## DIRECTIONS FOR THIS TASK:
Copy each line of the entries that contains the word "Gorzowa".

==============================

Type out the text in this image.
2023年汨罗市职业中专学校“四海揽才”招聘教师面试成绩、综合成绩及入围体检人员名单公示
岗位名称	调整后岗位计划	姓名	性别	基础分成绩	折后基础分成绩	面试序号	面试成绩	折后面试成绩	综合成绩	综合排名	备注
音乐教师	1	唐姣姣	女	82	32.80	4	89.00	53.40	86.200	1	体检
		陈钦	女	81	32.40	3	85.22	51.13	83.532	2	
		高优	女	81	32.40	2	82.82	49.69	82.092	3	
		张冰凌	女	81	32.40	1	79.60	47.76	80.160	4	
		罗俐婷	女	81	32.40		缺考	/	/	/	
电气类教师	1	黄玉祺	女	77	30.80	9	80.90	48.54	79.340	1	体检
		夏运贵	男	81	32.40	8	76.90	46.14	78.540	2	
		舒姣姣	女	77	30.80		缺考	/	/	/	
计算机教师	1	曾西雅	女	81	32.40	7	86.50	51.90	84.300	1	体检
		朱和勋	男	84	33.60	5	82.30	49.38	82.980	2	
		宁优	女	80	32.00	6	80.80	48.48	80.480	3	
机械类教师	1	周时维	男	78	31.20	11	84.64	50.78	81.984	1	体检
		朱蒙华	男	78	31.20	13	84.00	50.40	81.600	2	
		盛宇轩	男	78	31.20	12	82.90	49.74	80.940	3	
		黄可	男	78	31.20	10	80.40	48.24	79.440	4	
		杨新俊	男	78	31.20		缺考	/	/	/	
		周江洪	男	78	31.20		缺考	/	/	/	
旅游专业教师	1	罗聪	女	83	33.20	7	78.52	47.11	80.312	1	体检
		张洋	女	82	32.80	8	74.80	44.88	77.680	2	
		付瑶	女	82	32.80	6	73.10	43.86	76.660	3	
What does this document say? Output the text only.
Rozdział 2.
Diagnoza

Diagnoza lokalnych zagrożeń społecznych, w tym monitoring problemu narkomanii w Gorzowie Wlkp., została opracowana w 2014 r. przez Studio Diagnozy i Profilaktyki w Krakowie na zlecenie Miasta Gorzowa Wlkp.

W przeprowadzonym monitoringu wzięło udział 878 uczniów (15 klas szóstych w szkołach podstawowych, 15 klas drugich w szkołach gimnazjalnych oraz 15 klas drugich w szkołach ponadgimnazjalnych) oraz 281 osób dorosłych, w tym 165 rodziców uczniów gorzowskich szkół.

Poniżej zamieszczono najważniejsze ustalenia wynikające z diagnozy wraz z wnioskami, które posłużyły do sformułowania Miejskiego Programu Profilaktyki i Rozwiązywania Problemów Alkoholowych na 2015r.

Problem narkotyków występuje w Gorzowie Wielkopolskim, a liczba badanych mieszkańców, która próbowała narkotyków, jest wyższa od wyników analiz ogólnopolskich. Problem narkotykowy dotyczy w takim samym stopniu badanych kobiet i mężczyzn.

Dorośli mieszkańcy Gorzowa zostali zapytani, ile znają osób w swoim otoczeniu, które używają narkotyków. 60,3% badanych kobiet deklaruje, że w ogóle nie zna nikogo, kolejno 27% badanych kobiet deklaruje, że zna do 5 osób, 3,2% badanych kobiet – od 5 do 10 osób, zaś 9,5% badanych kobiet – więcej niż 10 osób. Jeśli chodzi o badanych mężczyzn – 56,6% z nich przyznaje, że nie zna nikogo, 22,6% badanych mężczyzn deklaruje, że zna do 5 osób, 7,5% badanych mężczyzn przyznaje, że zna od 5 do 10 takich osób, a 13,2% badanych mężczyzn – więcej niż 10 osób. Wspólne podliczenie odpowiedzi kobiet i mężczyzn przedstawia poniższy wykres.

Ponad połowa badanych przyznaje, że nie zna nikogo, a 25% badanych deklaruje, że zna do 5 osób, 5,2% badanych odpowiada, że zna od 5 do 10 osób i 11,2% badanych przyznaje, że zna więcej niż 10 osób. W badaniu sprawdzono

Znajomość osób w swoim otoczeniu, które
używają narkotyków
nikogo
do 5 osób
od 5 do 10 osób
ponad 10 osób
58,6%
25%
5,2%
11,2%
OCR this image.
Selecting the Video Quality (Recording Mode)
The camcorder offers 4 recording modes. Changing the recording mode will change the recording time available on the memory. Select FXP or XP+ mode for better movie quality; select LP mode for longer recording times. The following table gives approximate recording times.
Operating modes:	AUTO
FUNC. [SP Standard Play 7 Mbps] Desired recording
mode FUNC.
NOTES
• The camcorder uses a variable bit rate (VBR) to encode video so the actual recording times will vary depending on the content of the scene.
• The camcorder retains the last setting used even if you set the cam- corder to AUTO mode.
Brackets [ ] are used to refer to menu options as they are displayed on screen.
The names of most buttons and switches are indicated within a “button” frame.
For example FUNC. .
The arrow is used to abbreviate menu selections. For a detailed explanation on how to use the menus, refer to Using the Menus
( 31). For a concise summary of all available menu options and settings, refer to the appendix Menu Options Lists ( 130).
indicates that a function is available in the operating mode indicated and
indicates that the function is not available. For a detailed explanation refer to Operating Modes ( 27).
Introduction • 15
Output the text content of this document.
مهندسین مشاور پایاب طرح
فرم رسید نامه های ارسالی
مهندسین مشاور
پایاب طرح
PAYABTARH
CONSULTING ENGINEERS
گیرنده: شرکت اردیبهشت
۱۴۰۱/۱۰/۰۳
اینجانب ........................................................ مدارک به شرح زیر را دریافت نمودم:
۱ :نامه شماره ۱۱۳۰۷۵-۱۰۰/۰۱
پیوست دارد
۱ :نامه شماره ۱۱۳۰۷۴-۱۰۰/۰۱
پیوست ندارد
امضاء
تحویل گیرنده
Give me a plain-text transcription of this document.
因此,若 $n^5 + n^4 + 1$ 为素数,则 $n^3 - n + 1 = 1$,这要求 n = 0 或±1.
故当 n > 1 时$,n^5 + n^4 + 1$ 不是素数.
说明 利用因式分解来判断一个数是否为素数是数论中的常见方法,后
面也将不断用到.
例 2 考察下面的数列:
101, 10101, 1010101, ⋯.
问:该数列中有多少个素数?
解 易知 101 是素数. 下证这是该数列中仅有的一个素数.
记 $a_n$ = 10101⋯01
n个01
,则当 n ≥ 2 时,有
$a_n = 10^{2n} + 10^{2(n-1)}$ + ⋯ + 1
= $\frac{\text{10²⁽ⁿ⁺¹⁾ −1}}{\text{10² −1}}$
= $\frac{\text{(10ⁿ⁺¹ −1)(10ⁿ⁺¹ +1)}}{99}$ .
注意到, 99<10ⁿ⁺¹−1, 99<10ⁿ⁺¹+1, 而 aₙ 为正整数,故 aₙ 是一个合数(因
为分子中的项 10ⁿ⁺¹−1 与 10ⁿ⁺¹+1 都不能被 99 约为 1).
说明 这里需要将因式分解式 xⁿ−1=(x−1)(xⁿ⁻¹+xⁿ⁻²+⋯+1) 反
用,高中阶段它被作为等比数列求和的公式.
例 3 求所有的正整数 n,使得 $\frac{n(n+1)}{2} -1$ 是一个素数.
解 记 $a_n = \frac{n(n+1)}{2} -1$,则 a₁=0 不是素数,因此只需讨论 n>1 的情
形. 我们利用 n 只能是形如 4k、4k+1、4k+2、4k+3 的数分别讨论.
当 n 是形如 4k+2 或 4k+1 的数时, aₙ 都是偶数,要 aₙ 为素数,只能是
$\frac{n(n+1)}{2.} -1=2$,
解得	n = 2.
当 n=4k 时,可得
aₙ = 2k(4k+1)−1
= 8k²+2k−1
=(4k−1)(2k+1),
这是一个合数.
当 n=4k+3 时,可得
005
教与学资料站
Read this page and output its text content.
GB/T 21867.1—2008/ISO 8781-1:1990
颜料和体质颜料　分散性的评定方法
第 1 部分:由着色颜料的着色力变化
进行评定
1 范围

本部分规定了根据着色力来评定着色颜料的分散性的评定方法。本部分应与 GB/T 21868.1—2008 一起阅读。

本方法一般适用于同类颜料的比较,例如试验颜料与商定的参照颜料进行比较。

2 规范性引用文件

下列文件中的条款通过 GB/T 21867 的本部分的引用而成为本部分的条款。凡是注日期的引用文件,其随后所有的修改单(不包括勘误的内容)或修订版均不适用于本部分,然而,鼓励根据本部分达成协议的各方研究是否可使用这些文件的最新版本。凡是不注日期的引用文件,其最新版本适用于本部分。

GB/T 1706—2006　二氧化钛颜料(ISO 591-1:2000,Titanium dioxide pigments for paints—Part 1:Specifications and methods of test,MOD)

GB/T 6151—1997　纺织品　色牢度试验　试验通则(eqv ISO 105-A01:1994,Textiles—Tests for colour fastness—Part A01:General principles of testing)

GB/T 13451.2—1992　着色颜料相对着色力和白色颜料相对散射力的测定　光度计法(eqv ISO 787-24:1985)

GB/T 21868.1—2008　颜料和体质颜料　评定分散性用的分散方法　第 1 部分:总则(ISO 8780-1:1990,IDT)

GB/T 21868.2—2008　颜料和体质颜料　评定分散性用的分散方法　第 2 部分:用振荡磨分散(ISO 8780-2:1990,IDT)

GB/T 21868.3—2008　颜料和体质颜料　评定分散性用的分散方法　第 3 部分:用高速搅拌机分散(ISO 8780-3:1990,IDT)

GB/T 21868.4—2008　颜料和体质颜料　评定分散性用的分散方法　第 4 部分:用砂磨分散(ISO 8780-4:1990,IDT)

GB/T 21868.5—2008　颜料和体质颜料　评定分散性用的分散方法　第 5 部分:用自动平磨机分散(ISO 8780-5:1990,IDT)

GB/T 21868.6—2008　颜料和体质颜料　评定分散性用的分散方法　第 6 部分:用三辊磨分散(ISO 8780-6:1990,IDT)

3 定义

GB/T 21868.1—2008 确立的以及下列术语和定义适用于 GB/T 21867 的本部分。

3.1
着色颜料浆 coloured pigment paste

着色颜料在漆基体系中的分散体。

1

==============================

## EXERCISE RESPONSE:
Diagnoza lokalnych zagrożeń społecznych, w tym monitoring problemu narkomanii w Gorzowie Wlkp., została opracowana w 2014 r. przez Studio Diagnozy i Profilaktyki w Krakowie na zlecenie Miasta Gorzowa Wlkp.
Dorośli mieszkańcy Gorzowa zostali zapytani, ile znają osób w swoim otoczeniu, które używają narkotyków. 60,3% badanych kobiet deklaruje, że w ogóle nie zna nikogo, kolejno 27% badanych kobiet deklaruje, że zna do 5 osób, 3,2% badanych kobiet – od 5 do 10 osób, zaś 9,5% badanych kobiet – więcej niż 10 osób. Jeśli chodzi o badanych mężczyzn – 56,6% z nich przyznaje, że nie zna nikogo, 22,6% badanych mężczyzn deklaruje, że zna do 5 osób, 7,5% badanych mężczyzn przyznaje, że zna od 5 do 10 takich osób, a 13,2% badanych mężczyzn – więcej niż 10 osób. Wspólne podliczenie odpowiedzi kobiet i mężczyzn przedstawia poniższy wykres.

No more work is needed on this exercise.